* [GIVEN TASK] Extract the records below word for word and ignore the images.

(Dataset items)
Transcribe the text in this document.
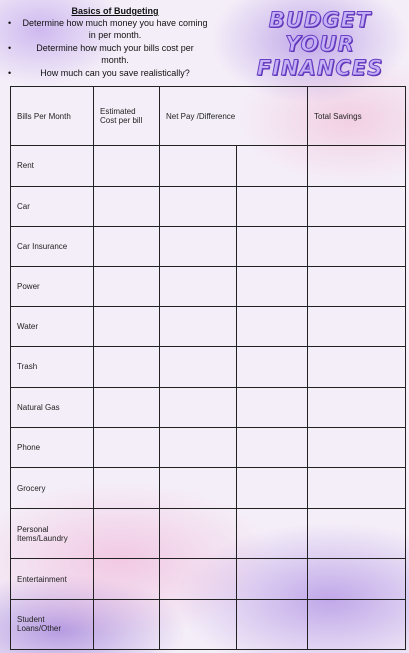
Basics of Budgeting
• Determine how much money you have coming in per month.
•	Determine how much your bills cost per month.
•	How much can you save realistically?
BUDGET YOUR
FINANCES
Bills Per Month	Estimated Cost per bill	Net Pay /Difference		Total Savings
Rent				
Car				
Car Insurance				
Power				
Water				
Trash				
Natural Gas				
Phone				
Grocery				
Personal Items/Laundry				
Entertainment				
Student Loans/Other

* [EXERCISE RESULT]
Transcribe the text in this document.
Basics of Budgeting
• Determine how much money you have coming in per month.
•	Determine how much your bills cost per month.
•	How much can you save realistically?
BUDGET YOUR
FINANCES
Bills Per Month	Estimated Cost per bill	Net Pay /Difference		Total Savings
Rent				
Car				
Car Insurance				
Power				
Water				
Trash				
Natural Gas				
Phone				
Grocery				
Personal Items/Laundry				
Entertainment				
Student Loans/Other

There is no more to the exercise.